• PROBLEM REQUIREMENTS: Quote the listing below in its entirety, omitting every image.

------------------------------------------------------------

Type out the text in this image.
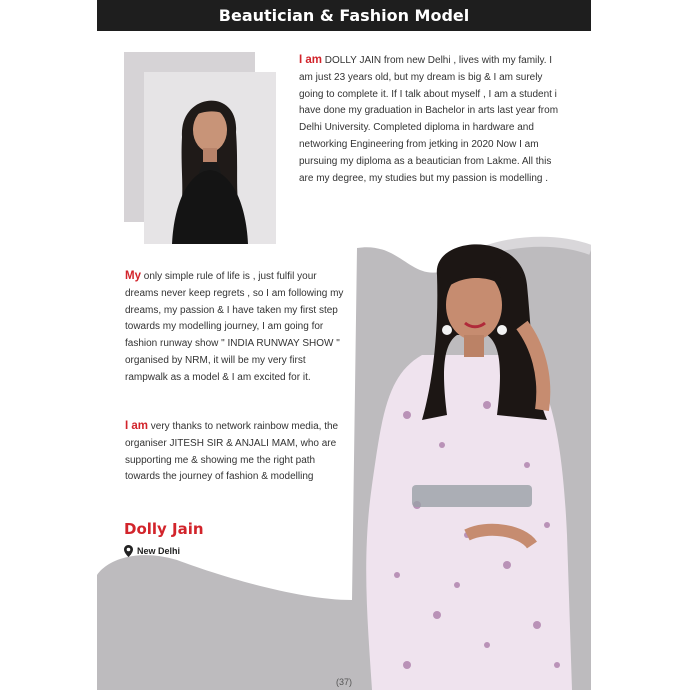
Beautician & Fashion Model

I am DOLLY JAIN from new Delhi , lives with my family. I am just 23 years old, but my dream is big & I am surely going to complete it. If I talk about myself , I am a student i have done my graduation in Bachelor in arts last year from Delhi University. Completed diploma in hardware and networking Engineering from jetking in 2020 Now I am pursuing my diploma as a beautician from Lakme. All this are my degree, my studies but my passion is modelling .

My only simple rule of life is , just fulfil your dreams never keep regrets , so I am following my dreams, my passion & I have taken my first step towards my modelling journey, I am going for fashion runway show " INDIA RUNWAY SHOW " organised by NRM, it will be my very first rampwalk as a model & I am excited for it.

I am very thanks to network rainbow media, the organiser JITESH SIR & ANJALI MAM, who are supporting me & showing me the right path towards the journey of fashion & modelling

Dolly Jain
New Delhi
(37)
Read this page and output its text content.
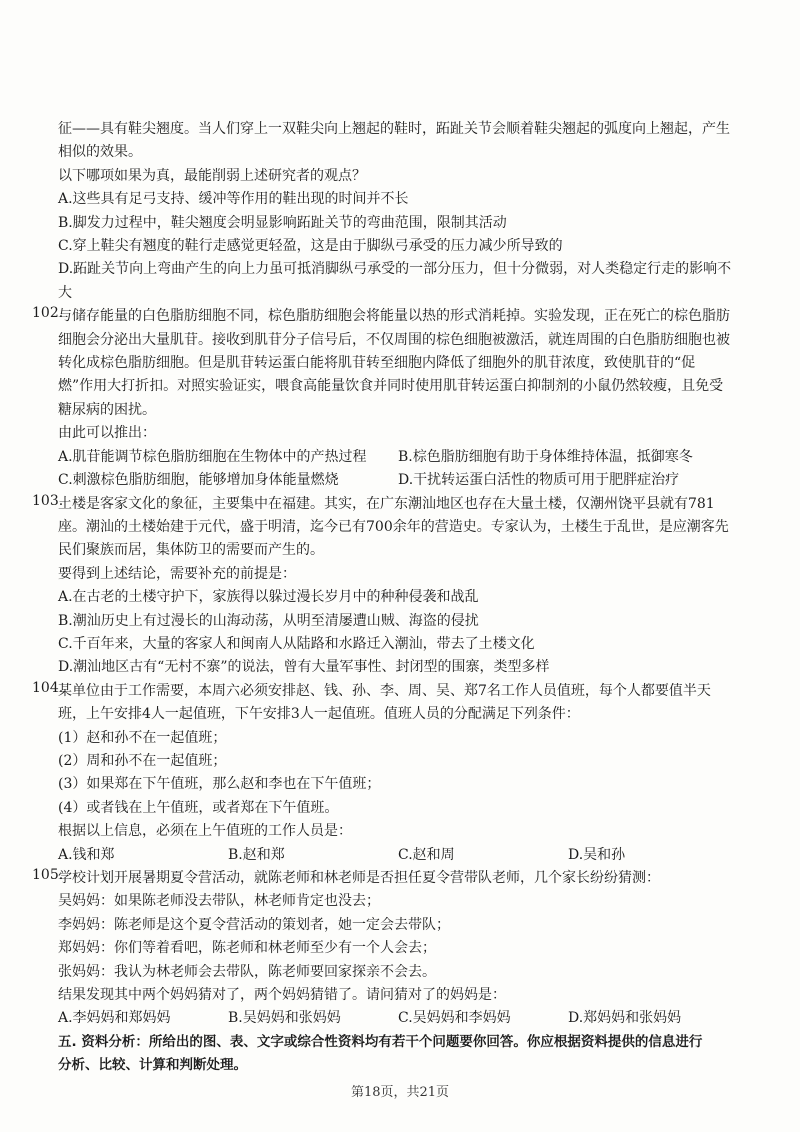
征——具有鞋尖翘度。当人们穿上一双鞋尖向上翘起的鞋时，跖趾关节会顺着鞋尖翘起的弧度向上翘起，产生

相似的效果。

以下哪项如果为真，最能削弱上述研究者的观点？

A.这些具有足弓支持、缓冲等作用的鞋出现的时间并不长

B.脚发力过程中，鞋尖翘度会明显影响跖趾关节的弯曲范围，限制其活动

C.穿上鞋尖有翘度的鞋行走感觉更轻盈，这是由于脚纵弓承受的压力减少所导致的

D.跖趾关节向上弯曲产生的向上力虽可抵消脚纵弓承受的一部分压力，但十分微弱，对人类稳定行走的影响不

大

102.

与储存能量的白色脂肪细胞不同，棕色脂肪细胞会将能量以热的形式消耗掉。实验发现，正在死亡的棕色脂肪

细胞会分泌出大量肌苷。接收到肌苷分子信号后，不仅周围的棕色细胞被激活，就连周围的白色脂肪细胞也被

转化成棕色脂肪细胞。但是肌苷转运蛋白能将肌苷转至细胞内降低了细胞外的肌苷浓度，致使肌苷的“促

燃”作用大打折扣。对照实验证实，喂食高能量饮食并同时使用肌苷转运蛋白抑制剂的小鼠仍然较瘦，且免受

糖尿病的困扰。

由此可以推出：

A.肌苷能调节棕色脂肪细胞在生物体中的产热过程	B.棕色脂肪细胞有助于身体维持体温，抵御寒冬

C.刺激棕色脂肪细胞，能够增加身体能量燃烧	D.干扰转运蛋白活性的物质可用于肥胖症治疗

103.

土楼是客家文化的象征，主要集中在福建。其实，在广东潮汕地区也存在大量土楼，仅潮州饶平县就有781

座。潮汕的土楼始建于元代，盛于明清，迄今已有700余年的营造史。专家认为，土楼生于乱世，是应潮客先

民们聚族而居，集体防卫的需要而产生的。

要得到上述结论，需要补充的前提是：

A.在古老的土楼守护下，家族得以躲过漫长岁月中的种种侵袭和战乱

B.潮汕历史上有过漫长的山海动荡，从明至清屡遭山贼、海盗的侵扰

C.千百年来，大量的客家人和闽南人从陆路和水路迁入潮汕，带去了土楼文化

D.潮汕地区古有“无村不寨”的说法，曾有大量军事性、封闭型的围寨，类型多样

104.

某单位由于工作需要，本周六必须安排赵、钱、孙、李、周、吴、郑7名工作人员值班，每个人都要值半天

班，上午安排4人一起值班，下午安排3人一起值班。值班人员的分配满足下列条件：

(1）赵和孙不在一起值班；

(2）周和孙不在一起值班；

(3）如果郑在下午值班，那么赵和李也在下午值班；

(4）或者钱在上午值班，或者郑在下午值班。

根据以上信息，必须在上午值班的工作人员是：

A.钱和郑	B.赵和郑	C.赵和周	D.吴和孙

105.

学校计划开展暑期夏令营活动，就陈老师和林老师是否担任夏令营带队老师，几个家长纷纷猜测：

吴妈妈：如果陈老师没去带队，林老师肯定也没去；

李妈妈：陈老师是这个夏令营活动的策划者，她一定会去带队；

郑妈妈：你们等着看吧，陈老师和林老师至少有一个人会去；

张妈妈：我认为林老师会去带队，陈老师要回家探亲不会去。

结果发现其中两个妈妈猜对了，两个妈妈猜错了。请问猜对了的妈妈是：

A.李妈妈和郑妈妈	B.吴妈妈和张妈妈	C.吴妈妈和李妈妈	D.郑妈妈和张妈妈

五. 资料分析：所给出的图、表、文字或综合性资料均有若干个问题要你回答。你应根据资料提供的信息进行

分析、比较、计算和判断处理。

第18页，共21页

------------------------------------------------------------

• COMPLETE RESPONSE:
Type out the text in this image.
Beautician & Fashion Model

I am DOLLY JAIN from new Delhi , lives with my family. I am just 23 years old, but my dream is big & I am surely going to complete it. If I talk about myself , I am a student i have done my graduation in Bachelor in arts last year from Delhi University. Completed diploma in hardware and networking Engineering from jetking in 2020 Now I am pursuing my diploma as a beautician from Lakme. All this are my degree, my studies but my passion is modelling .

My only simple rule of life is , just fulfil your dreams never keep regrets , so I am following my dreams, my passion & I have taken my first step towards my modelling journey, I am going for fashion runway show " INDIA RUNWAY SHOW " organised by NRM, it will be my very first rampwalk as a model & I am excited for it.

I am very thanks to network rainbow media, the organiser JITESH SIR & ANJALI MAM, who are supporting me & showing me the right path towards the journey of fashion & modelling

Dolly Jain
New Delhi
(37)
Read this page and output its text content.
征——具有鞋尖翘度。当人们穿上一双鞋尖向上翘起的鞋时，跖趾关节会顺着鞋尖翘起的弧度向上翘起，产生

相似的效果。

以下哪项如果为真，最能削弱上述研究者的观点？

A.这些具有足弓支持、缓冲等作用的鞋出现的时间并不长

B.脚发力过程中，鞋尖翘度会明显影响跖趾关节的弯曲范围，限制其活动

C.穿上鞋尖有翘度的鞋行走感觉更轻盈，这是由于脚纵弓承受的压力减少所导致的

D.跖趾关节向上弯曲产生的向上力虽可抵消脚纵弓承受的一部分压力，但十分微弱，对人类稳定行走的影响不

大

102.

与储存能量的白色脂肪细胞不同，棕色脂肪细胞会将能量以热的形式消耗掉。实验发现，正在死亡的棕色脂肪

细胞会分泌出大量肌苷。接收到肌苷分子信号后，不仅周围的棕色细胞被激活，就连周围的白色脂肪细胞也被

转化成棕色脂肪细胞。但是肌苷转运蛋白能将肌苷转至细胞内降低了细胞外的肌苷浓度，致使肌苷的“促

燃”作用大打折扣。对照实验证实，喂食高能量饮食并同时使用肌苷转运蛋白抑制剂的小鼠仍然较瘦，且免受

糖尿病的困扰。

由此可以推出：

A.肌苷能调节棕色脂肪细胞在生物体中的产热过程	B.棕色脂肪细胞有助于身体维持体温，抵御寒冬

C.刺激棕色脂肪细胞，能够增加身体能量燃烧	D.干扰转运蛋白活性的物质可用于肥胖症治疗

103.

土楼是客家文化的象征，主要集中在福建。其实，在广东潮汕地区也存在大量土楼，仅潮州饶平县就有781

座。潮汕的土楼始建于元代，盛于明清，迄今已有700余年的营造史。专家认为，土楼生于乱世，是应潮客先

民们聚族而居，集体防卫的需要而产生的。

要得到上述结论，需要补充的前提是：

A.在古老的土楼守护下，家族得以躲过漫长岁月中的种种侵袭和战乱

B.潮汕历史上有过漫长的山海动荡，从明至清屡遭山贼、海盗的侵扰

C.千百年来，大量的客家人和闽南人从陆路和水路迁入潮汕，带去了土楼文化

D.潮汕地区古有“无村不寨”的说法，曾有大量军事性、封闭型的围寨，类型多样

104.

某单位由于工作需要，本周六必须安排赵、钱、孙、李、周、吴、郑7名工作人员值班，每个人都要值半天

班，上午安排4人一起值班，下午安排3人一起值班。值班人员的分配满足下列条件：

(1）赵和孙不在一起值班；

(2）周和孙不在一起值班；

(3）如果郑在下午值班，那么赵和李也在下午值班；

(4）或者钱在上午值班，或者郑在下午值班。

根据以上信息，必须在上午值班的工作人员是：

A.钱和郑	B.赵和郑	C.赵和周	D.吴和孙

105.

学校计划开展暑期夏令营活动，就陈老师和林老师是否担任夏令营带队老师，几个家长纷纷猜测：

吴妈妈：如果陈老师没去带队，林老师肯定也没去；

李妈妈：陈老师是这个夏令营活动的策划者，她一定会去带队；

郑妈妈：你们等着看吧，陈老师和林老师至少有一个人会去；

张妈妈：我认为林老师会去带队，陈老师要回家探亲不会去。

结果发现其中两个妈妈猜对了，两个妈妈猜错了。请问猜对了的妈妈是：

A.李妈妈和郑妈妈	B.吴妈妈和张妈妈	C.吴妈妈和李妈妈	D.郑妈妈和张妈妈

五. 资料分析：所给出的图、表、文字或综合性资料均有若干个问题要你回答。你应根据资料提供的信息进行

分析、比较、计算和判断处理。

第18页，共21页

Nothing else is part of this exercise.